• WORK INSTRUCTIONS:
Below are records; count the lines that contain "εἶναι" and give only the total.

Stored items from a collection

★ ★ ★ ★

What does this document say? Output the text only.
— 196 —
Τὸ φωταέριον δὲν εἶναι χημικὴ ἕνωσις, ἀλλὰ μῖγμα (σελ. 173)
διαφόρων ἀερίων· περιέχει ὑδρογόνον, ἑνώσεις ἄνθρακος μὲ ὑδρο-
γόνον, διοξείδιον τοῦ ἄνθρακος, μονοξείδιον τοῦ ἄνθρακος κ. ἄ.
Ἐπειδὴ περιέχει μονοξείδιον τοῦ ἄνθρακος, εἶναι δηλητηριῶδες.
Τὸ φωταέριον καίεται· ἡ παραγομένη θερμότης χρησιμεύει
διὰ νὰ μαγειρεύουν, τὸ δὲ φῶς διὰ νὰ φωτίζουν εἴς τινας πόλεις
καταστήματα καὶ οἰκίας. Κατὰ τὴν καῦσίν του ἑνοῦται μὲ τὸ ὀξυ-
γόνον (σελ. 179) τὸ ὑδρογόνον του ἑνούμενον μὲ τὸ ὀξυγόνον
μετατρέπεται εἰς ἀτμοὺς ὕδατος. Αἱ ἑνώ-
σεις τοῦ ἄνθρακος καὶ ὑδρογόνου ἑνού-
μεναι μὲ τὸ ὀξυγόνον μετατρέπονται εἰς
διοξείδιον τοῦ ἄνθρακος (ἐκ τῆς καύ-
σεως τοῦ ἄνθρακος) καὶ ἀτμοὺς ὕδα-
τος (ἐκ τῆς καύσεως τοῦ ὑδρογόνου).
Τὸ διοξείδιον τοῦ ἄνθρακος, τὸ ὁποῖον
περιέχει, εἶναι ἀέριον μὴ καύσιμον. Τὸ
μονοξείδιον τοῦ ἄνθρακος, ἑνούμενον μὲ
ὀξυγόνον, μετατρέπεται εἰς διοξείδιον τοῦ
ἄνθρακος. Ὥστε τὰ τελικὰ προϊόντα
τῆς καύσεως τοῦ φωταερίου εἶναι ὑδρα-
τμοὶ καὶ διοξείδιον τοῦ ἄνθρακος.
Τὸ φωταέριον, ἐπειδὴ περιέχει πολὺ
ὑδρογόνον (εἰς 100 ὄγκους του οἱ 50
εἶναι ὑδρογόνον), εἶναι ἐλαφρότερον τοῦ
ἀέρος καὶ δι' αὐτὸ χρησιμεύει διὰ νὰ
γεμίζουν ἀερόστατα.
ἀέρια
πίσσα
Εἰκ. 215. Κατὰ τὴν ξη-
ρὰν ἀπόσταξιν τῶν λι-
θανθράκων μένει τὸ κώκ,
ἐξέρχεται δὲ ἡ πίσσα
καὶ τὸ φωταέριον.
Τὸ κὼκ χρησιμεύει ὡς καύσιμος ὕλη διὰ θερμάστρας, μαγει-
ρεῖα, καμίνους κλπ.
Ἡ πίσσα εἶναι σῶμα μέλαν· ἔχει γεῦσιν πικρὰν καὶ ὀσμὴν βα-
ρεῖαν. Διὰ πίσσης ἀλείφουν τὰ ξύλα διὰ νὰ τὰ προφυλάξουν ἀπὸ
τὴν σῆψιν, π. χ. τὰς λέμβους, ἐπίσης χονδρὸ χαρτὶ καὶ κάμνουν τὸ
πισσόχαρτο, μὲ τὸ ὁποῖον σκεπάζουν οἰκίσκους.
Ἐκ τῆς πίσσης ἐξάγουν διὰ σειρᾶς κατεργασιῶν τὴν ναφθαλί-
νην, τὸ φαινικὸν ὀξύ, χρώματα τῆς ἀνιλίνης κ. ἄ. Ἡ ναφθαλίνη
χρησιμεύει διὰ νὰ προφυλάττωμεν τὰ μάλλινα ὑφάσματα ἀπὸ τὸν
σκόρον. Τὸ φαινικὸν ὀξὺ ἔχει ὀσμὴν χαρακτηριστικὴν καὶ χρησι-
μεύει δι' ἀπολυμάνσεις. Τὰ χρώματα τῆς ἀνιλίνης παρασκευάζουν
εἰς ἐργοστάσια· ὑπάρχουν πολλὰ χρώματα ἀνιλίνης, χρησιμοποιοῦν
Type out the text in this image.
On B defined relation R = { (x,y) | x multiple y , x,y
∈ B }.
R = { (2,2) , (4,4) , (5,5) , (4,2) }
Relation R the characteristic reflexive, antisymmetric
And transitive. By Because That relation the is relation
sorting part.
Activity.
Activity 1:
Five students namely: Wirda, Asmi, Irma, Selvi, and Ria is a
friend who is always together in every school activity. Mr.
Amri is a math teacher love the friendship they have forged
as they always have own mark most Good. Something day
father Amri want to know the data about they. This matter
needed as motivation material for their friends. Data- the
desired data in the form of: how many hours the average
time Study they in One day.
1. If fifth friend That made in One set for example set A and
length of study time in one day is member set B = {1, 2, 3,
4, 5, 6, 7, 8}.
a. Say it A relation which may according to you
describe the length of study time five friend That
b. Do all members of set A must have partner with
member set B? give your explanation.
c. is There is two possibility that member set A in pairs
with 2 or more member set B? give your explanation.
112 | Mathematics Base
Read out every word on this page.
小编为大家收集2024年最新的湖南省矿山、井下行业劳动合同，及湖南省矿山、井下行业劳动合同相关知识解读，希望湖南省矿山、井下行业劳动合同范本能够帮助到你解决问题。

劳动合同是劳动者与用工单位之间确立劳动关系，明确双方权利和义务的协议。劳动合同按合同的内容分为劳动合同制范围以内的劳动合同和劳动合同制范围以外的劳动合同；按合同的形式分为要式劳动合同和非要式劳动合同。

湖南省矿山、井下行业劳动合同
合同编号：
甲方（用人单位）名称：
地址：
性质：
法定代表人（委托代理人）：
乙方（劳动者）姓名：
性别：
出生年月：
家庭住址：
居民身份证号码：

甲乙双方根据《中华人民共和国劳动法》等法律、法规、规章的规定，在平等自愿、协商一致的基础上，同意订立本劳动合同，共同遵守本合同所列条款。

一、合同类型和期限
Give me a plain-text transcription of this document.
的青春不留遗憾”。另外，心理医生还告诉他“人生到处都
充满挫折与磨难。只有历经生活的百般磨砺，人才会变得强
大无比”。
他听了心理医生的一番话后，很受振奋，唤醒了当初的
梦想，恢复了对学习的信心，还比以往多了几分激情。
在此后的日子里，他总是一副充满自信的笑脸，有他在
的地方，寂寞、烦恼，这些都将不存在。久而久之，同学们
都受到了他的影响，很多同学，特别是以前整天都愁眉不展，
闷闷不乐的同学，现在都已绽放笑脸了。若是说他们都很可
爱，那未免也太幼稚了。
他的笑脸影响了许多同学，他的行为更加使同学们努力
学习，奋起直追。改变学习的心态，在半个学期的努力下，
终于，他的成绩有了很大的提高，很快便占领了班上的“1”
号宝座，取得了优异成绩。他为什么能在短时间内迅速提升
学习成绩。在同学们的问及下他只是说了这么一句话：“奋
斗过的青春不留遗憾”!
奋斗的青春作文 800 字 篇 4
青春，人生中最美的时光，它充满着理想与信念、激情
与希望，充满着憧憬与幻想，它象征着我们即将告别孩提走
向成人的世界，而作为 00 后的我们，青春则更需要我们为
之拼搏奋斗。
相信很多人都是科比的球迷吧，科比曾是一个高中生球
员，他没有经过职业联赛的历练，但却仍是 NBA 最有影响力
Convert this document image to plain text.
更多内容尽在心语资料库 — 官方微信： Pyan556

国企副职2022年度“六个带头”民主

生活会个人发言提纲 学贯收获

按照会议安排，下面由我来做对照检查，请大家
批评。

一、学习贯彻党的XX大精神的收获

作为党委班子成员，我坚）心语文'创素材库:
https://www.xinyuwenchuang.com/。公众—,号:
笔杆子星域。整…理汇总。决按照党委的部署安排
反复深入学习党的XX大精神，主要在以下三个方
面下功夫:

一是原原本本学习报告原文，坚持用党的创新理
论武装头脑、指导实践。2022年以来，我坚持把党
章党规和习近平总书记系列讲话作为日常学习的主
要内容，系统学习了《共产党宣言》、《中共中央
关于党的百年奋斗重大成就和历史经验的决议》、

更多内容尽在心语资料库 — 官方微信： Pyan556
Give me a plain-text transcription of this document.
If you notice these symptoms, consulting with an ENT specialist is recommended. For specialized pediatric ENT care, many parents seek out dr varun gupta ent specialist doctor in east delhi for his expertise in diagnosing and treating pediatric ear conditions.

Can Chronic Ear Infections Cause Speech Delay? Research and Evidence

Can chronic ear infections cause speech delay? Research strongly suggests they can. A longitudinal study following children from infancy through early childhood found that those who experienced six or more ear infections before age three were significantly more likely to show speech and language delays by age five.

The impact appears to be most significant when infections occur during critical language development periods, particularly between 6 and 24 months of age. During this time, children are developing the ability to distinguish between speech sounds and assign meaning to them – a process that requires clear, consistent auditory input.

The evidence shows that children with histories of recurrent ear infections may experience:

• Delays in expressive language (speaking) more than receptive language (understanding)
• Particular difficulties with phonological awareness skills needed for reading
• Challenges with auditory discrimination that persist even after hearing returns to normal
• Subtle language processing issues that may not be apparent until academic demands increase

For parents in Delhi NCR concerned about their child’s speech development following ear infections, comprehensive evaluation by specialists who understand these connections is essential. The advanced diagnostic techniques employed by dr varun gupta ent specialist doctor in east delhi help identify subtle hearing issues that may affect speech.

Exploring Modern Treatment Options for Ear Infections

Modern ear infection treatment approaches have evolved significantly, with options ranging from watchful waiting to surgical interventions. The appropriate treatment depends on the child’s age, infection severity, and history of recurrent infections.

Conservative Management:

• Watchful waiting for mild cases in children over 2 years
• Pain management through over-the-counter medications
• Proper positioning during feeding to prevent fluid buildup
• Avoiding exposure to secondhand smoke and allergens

★ ★ ★ ★

• FULL OUTPUT:
6